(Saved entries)
* * * * * * *

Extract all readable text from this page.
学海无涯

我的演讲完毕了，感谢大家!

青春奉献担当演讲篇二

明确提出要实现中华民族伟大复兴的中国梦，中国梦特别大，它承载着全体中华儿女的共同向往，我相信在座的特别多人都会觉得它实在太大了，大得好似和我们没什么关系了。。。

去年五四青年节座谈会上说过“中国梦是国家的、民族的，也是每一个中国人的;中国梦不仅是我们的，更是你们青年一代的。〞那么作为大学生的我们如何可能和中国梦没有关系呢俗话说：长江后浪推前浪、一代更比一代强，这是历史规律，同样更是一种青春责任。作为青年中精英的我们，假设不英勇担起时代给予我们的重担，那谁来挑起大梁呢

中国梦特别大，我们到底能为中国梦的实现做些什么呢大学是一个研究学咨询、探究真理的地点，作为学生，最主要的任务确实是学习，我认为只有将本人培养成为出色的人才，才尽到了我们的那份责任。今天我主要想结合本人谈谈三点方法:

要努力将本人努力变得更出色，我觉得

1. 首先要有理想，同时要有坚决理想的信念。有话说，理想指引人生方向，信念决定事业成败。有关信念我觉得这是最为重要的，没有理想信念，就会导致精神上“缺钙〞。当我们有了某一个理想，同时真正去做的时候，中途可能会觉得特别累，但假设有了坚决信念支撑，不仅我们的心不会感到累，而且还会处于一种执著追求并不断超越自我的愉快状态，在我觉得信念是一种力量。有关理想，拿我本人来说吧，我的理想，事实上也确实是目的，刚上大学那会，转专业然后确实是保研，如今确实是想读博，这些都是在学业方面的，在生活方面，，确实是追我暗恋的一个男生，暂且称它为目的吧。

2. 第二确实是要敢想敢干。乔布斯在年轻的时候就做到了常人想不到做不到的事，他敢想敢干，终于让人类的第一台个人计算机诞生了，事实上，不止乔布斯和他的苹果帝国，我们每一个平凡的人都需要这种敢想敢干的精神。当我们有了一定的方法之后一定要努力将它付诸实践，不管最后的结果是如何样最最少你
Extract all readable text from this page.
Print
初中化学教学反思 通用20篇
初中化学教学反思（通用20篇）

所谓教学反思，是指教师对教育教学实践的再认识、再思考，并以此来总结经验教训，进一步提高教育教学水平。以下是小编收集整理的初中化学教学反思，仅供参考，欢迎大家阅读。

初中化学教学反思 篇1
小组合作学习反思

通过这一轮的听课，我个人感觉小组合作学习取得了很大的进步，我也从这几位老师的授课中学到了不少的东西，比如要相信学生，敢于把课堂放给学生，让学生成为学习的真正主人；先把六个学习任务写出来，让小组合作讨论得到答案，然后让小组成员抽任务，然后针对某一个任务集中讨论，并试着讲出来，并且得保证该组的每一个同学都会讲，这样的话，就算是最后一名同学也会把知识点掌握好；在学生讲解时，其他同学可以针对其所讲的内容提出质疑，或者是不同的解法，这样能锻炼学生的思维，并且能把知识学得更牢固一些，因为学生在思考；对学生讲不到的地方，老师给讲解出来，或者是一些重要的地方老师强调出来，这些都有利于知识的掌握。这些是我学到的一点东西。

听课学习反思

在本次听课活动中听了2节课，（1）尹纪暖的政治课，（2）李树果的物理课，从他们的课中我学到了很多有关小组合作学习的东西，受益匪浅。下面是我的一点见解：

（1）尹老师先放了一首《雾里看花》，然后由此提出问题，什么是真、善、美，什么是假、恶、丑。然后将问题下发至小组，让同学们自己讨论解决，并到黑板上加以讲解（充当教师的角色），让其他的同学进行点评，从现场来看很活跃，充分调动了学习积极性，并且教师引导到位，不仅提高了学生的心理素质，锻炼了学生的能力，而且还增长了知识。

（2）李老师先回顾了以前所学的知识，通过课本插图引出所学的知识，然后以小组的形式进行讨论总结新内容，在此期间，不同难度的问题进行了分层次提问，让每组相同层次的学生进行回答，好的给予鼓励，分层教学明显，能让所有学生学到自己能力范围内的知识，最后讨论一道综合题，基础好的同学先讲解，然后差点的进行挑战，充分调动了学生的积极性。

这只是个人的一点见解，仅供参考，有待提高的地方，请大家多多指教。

* * * * * * *

Objective → Quote every record above exactly.

Expected output →
Extract all readable text from this page.
学海无涯

我的演讲完毕了，感谢大家!

青春奉献担当演讲篇二

明确提出要实现中华民族伟大复兴的中国梦，中国梦特别大，它承载着全体中华儿女的共同向往，我相信在座的特别多人都会觉得它实在太大了，大得好似和我们没什么关系了。。。

去年五四青年节座谈会上说过“中国梦是国家的、民族的，也是每一个中国人的;中国梦不仅是我们的，更是你们青年一代的。〞那么作为大学生的我们如何可能和中国梦没有关系呢俗话说：长江后浪推前浪、一代更比一代强，这是历史规律，同样更是一种青春责任。作为青年中精英的我们，假设不英勇担起时代给予我们的重担，那谁来挑起大梁呢

中国梦特别大，我们到底能为中国梦的实现做些什么呢大学是一个研究学咨询、探究真理的地点，作为学生，最主要的任务确实是学习，我认为只有将本人培养成为出色的人才，才尽到了我们的那份责任。今天我主要想结合本人谈谈三点方法:

要努力将本人努力变得更出色，我觉得

1. 首先要有理想，同时要有坚决理想的信念。有话说，理想指引人生方向，信念决定事业成败。有关信念我觉得这是最为重要的，没有理想信念，就会导致精神上“缺钙〞。当我们有了某一个理想，同时真正去做的时候，中途可能会觉得特别累，但假设有了坚决信念支撑，不仅我们的心不会感到累，而且还会处于一种执著追求并不断超越自我的愉快状态，在我觉得信念是一种力量。有关理想，拿我本人来说吧，我的理想，事实上也确实是目的，刚上大学那会，转专业然后确实是保研，如今确实是想读博，这些都是在学业方面的，在生活方面，，确实是追我暗恋的一个男生，暂且称它为目的吧。

2. 第二确实是要敢想敢干。乔布斯在年轻的时候就做到了常人想不到做不到的事，他敢想敢干，终于让人类的第一台个人计算机诞生了，事实上，不止乔布斯和他的苹果帝国，我们每一个平凡的人都需要这种敢想敢干的精神。当我们有了一定的方法之后一定要努力将它付诸实践，不管最后的结果是如何样最最少你
Extract all readable text from this page.
Print
初中化学教学反思 通用20篇
初中化学教学反思（通用20篇）

所谓教学反思，是指教师对教育教学实践的再认识、再思考，并以此来总结经验教训，进一步提高教育教学水平。以下是小编收集整理的初中化学教学反思，仅供参考，欢迎大家阅读。

初中化学教学反思 篇1
小组合作学习反思

通过这一轮的听课，我个人感觉小组合作学习取得了很大的进步，我也从这几位老师的授课中学到了不少的东西，比如要相信学生，敢于把课堂放给学生，让学生成为学习的真正主人；先把六个学习任务写出来，让小组合作讨论得到答案，然后让小组成员抽任务，然后针对某一个任务集中讨论，并试着讲出来，并且得保证该组的每一个同学都会讲，这样的话，就算是最后一名同学也会把知识点掌握好；在学生讲解时，其他同学可以针对其所讲的内容提出质疑，或者是不同的解法，这样能锻炼学生的思维，并且能把知识学得更牢固一些，因为学生在思考；对学生讲不到的地方，老师给讲解出来，或者是一些重要的地方老师强调出来，这些都有利于知识的掌握。这些是我学到的一点东西。

听课学习反思

在本次听课活动中听了2节课，（1）尹纪暖的政治课，（2）李树果的物理课，从他们的课中我学到了很多有关小组合作学习的东西，受益匪浅。下面是我的一点见解：

（1）尹老师先放了一首《雾里看花》，然后由此提出问题，什么是真、善、美，什么是假、恶、丑。然后将问题下发至小组，让同学们自己讨论解决，并到黑板上加以讲解（充当教师的角色），让其他的同学进行点评，从现场来看很活跃，充分调动了学习积极性，并且教师引导到位，不仅提高了学生的心理素质，锻炼了学生的能力，而且还增长了知识。

（2）李老师先回顾了以前所学的知识，通过课本插图引出所学的知识，然后以小组的形式进行讨论总结新内容，在此期间，不同难度的问题进行了分层次提问，让每组相同层次的学生进行回答，好的给予鼓励，分层教学明显，能让所有学生学到自己能力范围内的知识，最后讨论一道综合题，基础好的同学先讲解，然后差点的进行挑战，充分调动了学生的积极性。

这只是个人的一点见解，仅供参考，有待提高的地方，请大家多多指教。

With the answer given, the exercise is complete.